■ WHAT YOU NEED TO DO:
Reply with the count of lines holding "Предоставление", nothing more.

■ GIVEN DATA:
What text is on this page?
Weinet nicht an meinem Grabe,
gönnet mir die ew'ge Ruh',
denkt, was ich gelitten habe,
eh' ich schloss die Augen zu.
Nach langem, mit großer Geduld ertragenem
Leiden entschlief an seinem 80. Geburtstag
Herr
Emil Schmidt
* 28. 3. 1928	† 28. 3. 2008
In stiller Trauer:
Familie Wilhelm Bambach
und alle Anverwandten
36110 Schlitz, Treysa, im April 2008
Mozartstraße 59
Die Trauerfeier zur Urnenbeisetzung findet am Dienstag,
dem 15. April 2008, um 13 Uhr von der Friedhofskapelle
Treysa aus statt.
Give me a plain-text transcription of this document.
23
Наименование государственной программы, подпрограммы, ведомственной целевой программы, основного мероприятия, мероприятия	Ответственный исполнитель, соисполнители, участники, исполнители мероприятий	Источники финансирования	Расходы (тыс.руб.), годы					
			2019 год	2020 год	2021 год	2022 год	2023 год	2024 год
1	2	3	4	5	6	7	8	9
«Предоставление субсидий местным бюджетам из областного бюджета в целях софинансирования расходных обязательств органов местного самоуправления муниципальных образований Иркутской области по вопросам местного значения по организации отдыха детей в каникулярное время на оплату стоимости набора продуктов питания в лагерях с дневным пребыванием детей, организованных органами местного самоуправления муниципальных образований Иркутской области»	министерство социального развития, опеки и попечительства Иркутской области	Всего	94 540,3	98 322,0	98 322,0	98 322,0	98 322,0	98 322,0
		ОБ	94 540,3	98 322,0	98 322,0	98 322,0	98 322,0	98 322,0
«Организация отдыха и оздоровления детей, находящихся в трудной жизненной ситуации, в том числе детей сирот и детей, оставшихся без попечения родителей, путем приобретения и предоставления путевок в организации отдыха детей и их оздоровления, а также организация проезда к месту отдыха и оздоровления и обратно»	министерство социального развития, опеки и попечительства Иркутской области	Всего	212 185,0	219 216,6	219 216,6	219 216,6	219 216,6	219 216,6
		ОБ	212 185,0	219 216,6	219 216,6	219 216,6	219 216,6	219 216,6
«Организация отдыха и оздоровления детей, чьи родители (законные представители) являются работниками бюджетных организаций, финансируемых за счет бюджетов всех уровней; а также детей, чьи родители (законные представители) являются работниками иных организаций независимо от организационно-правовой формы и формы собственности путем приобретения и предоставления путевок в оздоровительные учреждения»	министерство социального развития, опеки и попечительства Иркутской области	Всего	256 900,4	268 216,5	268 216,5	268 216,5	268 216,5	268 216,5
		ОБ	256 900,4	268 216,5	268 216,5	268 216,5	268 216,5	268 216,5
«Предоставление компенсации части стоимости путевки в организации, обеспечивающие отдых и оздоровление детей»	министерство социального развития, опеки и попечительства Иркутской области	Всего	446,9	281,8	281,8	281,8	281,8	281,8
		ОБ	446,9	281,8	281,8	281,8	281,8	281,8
---
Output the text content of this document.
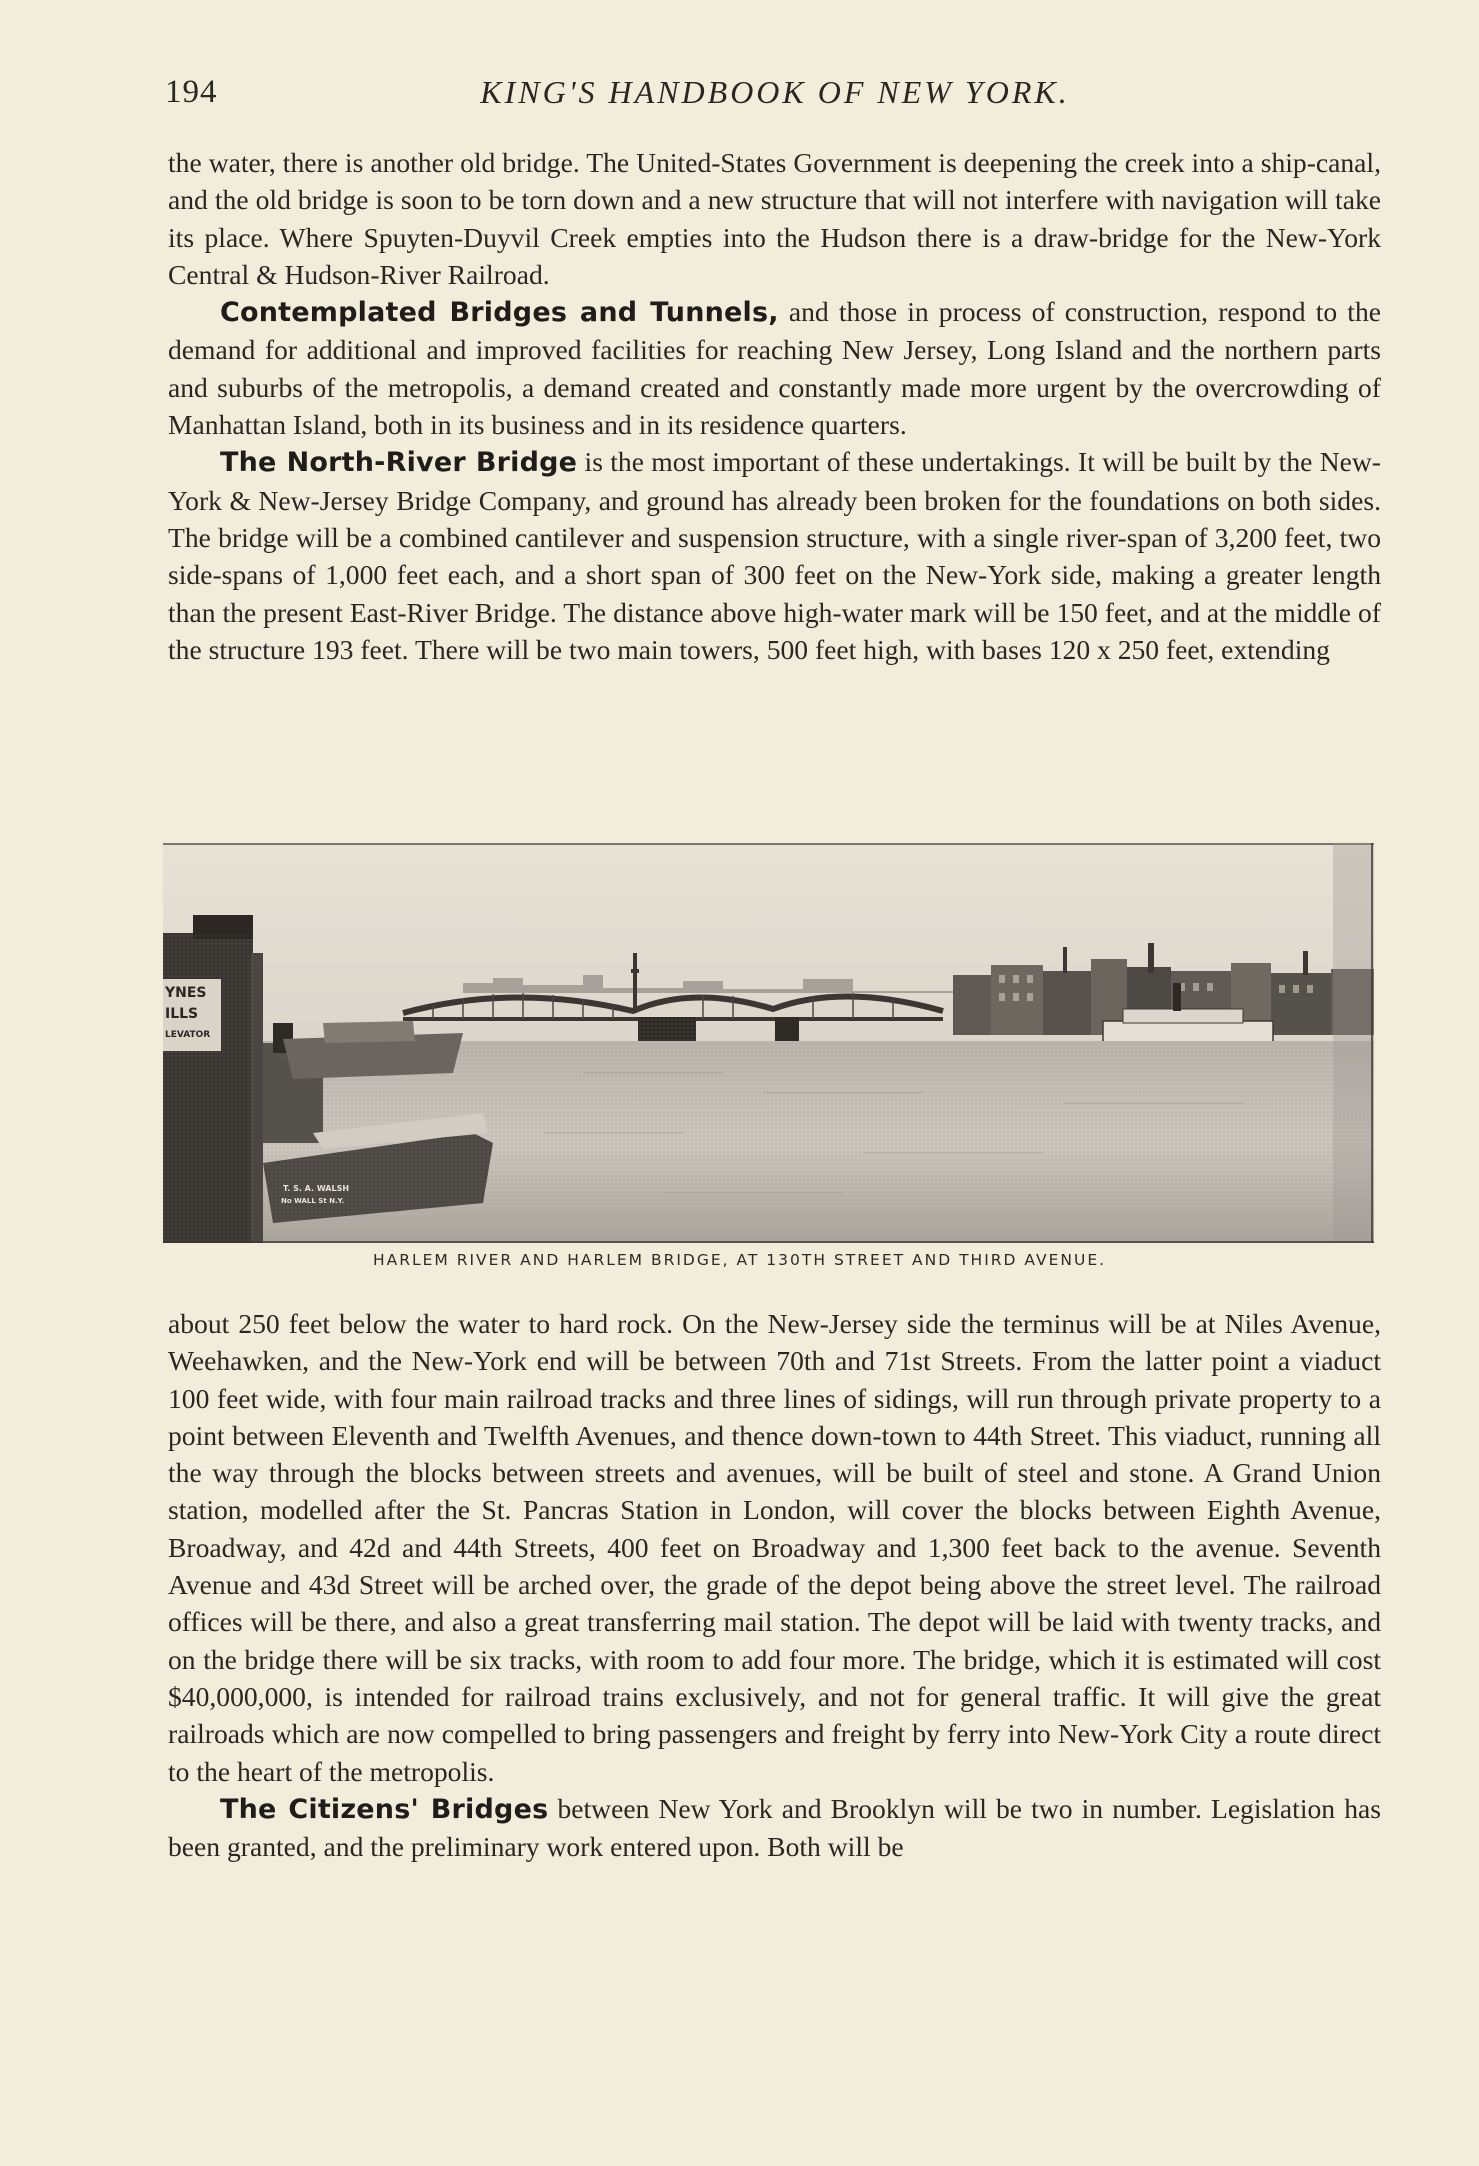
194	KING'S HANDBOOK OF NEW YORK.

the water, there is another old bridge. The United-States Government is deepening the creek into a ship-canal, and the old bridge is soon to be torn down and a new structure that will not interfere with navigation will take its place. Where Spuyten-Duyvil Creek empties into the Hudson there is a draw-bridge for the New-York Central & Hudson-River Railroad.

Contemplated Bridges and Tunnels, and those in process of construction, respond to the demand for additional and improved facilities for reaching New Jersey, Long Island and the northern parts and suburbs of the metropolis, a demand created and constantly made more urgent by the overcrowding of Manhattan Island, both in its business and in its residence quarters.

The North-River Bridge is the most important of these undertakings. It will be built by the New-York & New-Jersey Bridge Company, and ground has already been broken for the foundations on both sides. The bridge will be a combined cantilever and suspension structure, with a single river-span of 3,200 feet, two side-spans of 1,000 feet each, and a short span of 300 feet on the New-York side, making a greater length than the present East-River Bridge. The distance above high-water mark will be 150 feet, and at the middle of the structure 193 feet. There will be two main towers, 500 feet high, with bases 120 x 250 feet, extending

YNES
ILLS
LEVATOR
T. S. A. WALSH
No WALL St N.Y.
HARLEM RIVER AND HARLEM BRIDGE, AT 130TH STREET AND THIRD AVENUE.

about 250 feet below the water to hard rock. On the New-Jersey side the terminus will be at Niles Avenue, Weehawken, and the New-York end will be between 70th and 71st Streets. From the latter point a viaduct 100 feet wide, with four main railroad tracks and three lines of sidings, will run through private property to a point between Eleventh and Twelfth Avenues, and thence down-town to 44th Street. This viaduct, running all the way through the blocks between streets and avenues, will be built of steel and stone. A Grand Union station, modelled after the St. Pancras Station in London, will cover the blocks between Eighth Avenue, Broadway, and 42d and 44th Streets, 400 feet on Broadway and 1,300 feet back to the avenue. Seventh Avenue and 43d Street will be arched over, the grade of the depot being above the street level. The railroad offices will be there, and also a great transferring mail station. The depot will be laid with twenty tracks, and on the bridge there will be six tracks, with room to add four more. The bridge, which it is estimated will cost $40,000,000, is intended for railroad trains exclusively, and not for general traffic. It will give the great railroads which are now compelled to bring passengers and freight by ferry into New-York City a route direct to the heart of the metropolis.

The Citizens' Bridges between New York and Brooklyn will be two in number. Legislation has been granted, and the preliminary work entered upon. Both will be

■ EXERCISE RESPONSE:
2